▸ What is asked: Extract each line of the data below exactly as written.

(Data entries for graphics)
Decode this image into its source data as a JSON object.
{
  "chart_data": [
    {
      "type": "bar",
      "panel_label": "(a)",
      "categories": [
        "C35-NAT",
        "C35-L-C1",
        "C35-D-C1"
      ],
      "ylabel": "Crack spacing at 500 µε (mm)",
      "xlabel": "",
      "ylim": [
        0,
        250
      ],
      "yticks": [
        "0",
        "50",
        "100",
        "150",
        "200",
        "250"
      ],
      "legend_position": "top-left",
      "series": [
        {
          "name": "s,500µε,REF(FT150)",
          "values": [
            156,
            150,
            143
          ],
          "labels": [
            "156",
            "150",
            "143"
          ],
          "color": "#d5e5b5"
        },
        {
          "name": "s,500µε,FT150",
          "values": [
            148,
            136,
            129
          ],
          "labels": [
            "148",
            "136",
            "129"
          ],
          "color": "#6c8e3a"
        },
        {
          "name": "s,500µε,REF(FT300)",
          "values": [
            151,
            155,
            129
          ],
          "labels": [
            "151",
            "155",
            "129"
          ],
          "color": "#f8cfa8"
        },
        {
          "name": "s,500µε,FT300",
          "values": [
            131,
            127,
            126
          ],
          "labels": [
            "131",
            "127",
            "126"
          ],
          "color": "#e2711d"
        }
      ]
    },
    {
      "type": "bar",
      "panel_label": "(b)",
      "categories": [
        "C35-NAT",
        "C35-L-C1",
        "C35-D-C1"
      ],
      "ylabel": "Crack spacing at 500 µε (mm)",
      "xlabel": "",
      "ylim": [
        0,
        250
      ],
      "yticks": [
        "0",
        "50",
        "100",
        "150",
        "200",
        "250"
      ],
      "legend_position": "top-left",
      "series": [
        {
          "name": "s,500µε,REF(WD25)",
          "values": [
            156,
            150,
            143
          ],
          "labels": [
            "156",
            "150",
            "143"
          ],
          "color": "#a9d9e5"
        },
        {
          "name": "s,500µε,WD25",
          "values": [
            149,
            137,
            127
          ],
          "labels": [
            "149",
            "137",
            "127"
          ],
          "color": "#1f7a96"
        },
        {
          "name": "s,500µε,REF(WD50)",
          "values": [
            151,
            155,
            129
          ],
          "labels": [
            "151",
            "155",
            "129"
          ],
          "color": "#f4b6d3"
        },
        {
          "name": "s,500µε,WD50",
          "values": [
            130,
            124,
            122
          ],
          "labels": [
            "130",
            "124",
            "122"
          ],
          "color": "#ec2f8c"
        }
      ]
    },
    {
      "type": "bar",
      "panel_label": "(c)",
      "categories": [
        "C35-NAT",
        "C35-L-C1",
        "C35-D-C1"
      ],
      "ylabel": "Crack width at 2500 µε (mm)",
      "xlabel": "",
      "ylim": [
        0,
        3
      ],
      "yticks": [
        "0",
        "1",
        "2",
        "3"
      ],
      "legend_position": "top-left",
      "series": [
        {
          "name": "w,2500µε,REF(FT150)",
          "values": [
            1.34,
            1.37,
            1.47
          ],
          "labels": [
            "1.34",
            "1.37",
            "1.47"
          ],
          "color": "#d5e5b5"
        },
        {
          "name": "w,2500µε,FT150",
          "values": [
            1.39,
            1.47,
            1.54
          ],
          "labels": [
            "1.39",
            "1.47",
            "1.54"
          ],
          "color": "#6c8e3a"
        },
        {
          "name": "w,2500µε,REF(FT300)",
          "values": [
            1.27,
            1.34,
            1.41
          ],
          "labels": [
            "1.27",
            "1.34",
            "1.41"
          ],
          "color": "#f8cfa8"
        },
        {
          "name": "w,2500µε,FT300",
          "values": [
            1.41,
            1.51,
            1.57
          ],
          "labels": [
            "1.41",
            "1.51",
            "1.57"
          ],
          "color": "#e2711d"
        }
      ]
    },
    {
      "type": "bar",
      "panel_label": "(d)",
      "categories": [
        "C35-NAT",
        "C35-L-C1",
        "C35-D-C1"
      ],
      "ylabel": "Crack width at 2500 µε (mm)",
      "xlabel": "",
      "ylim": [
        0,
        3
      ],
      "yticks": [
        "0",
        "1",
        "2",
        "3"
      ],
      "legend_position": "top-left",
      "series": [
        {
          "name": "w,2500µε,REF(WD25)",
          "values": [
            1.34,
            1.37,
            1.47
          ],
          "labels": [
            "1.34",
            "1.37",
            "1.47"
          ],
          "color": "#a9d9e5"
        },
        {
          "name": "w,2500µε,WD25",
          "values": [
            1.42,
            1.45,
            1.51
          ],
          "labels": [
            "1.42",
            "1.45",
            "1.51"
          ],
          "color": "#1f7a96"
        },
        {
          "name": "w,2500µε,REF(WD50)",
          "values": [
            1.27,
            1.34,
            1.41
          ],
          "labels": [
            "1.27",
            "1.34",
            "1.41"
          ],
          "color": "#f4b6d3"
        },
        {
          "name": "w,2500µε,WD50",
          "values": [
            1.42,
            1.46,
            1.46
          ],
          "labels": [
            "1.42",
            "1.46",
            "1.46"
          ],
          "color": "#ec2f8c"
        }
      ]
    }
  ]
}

▸ Answer below:
Decode this image into its source data as a JSON object.
{
  "chart_data": [
    {
      "type": "bar",
      "panel_label": "(a)",
      "categories": [
        "C35-NAT",
        "C35-L-C1",
        "C35-D-C1"
      ],
      "ylabel": "Crack spacing at 500 µε (mm)",
      "xlabel": "",
      "ylim": [
        0,
        250
      ],
      "yticks": [
        "0",
        "50",
        "100",
        "150",
        "200",
        "250"
      ],
      "legend_position": "top-left",
      "series": [
        {
          "name": "s,500µε,REF(FT150)",
          "values": [
            156,
            150,
            143
          ],
          "labels": [
            "156",
            "150",
            "143"
          ],
          "color": "#d5e5b5"
        },
        {
          "name": "s,500µε,FT150",
          "values": [
            148,
            136,
            129
          ],
          "labels": [
            "148",
            "136",
            "129"
          ],
          "color": "#6c8e3a"
        },
        {
          "name": "s,500µε,REF(FT300)",
          "values": [
            151,
            155,
            129
          ],
          "labels": [
            "151",
            "155",
            "129"
          ],
          "color": "#f8cfa8"
        },
        {
          "name": "s,500µε,FT300",
          "values": [
            131,
            127,
            126
          ],
          "labels": [
            "131",
            "127",
            "126"
          ],
          "color": "#e2711d"
        }
      ]
    },
    {
      "type": "bar",
      "panel_label": "(b)",
      "categories": [
        "C35-NAT",
        "C35-L-C1",
        "C35-D-C1"
      ],
      "ylabel": "Crack spacing at 500 µε (mm)",
      "xlabel": "",
      "ylim": [
        0,
        250
      ],
      "yticks": [
        "0",
        "50",
        "100",
        "150",
        "200",
        "250"
      ],
      "legend_position": "top-left",
      "series": [
        {
          "name": "s,500µε,REF(WD25)",
          "values": [
            156,
            150,
            143
          ],
          "labels": [
            "156",
            "150",
            "143"
          ],
          "color": "#a9d9e5"
        },
        {
          "name": "s,500µε,WD25",
          "values": [
            149,
            137,
            127
          ],
          "labels": [
            "149",
            "137",
            "127"
          ],
          "color": "#1f7a96"
        },
        {
          "name": "s,500µε,REF(WD50)",
          "values": [
            151,
            155,
            129
          ],
          "labels": [
            "151",
            "155",
            "129"
          ],
          "color": "#f4b6d3"
        },
        {
          "name": "s,500µε,WD50",
          "values": [
            130,
            124,
            122
          ],
          "labels": [
            "130",
            "124",
            "122"
          ],
          "color": "#ec2f8c"
        }
      ]
    },
    {
      "type": "bar",
      "panel_label": "(c)",
      "categories": [
        "C35-NAT",
        "C35-L-C1",
        "C35-D-C1"
      ],
      "ylabel": "Crack width at 2500 µε (mm)",
      "xlabel": "",
      "ylim": [
        0,
        3
      ],
      "yticks": [
        "0",
        "1",
        "2",
        "3"
      ],
      "legend_position": "top-left",
      "series": [
        {
          "name": "w,2500µε,REF(FT150)",
          "values": [
            1.34,
            1.37,
            1.47
          ],
          "labels": [
            "1.34",
            "1.37",
            "1.47"
          ],
          "color": "#d5e5b5"
        },
        {
          "name": "w,2500µε,FT150",
          "values": [
            1.39,
            1.47,
            1.54
          ],
          "labels": [
            "1.39",
            "1.47",
            "1.54"
          ],
          "color": "#6c8e3a"
        },
        {
          "name": "w,2500µε,REF(FT300)",
          "values": [
            1.27,
            1.34,
            1.41
          ],
          "labels": [
            "1.27",
            "1.34",
            "1.41"
          ],
          "color": "#f8cfa8"
        },
        {
          "name": "w,2500µε,FT300",
          "values": [
            1.41,
            1.51,
            1.57
          ],
          "labels": [
            "1.41",
            "1.51",
            "1.57"
          ],
          "color": "#e2711d"
        }
      ]
    },
    {
      "type": "bar",
      "panel_label": "(d)",
      "categories": [
        "C35-NAT",
        "C35-L-C1",
        "C35-D-C1"
      ],
      "ylabel": "Crack width at 2500 µε (mm)",
      "xlabel": "",
      "ylim": [
        0,
        3
      ],
      "yticks": [
        "0",
        "1",
        "2",
        "3"
      ],
      "legend_position": "top-left",
      "series": [
        {
          "name": "w,2500µε,REF(WD25)",
          "values": [
            1.34,
            1.37,
            1.47
          ],
          "labels": [
            "1.34",
            "1.37",
            "1.47"
          ],
          "color": "#a9d9e5"
        },
        {
          "name": "w,2500µε,WD25",
          "values": [
            1.42,
            1.45,
            1.51
          ],
          "labels": [
            "1.42",
            "1.45",
            "1.51"
          ],
          "color": "#1f7a96"
        },
        {
          "name": "w,2500µε,REF(WD50)",
          "values": [
            1.27,
            1.34,
            1.41
          ],
          "labels": [
            "1.27",
            "1.34",
            "1.41"
          ],
          "color": "#f4b6d3"
        },
        {
          "name": "w,2500µε,WD50",
          "values": [
            1.42,
            1.46,
            1.46
          ],
          "labels": [
            "1.42",
            "1.46",
            "1.46"
          ],
          "color": "#ec2f8c"
        }
      ]
    }
  ]
}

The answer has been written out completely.